--- Start TASK INPUTS ---
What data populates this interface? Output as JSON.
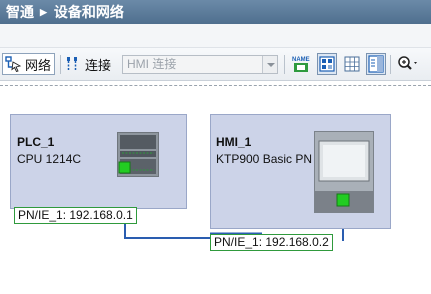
{
  "titlebar": {
    "project": "智通",
    "section": "设备和网络"
  },
  "toolbar": {
    "network_label": "网络",
    "connect_label": "连接",
    "connection_type": "HMI 连接",
    "icons": [
      "network-view-icon",
      "connection-icon",
      "show-names-icon",
      "layout-toggle-icon",
      "grid-icon",
      "sidebar-toggle-icon",
      "zoom-icon"
    ]
  },
  "devices": [
    {
      "name": "PLC_1",
      "type": "CPU 1214C",
      "interface": "PN/IE_1: 192.168.0.1"
    },
    {
      "name": "HMI_1",
      "type": "KTP900 Basic PN",
      "interface": "PN/IE_1: 192.168.0.2"
    }
  ],
  "colors": {
    "device_bg": "#ccd3e8",
    "network_line": "#2a5db0",
    "port": "#22cc22",
    "title_bar": "#5a7a99"
  }
}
--- End TASK INPUTS ---
> **EXERCISE**
Print all entries exactly. The images do not belong in the copy.

> **ANSWER IN FULL**
What data populates this interface? Output as JSON.
{
  "titlebar": {
    "project": "智通",
    "section": "设备和网络"
  },
  "toolbar": {
    "network_label": "网络",
    "connect_label": "连接",
    "connection_type": "HMI 连接",
    "icons": [
      "network-view-icon",
      "connection-icon",
      "show-names-icon",
      "layout-toggle-icon",
      "grid-icon",
      "sidebar-toggle-icon",
      "zoom-icon"
    ]
  },
  "devices": [
    {
      "name": "PLC_1",
      "type": "CPU 1214C",
      "interface": "PN/IE_1: 192.168.0.1"
    },
    {
      "name": "HMI_1",
      "type": "KTP900 Basic PN",
      "interface": "PN/IE_1: 192.168.0.2"
    }
  ],
  "colors": {
    "device_bg": "#ccd3e8",
    "network_line": "#2a5db0",
    "port": "#22cc22",
    "title_bar": "#5a7a99"
  }
}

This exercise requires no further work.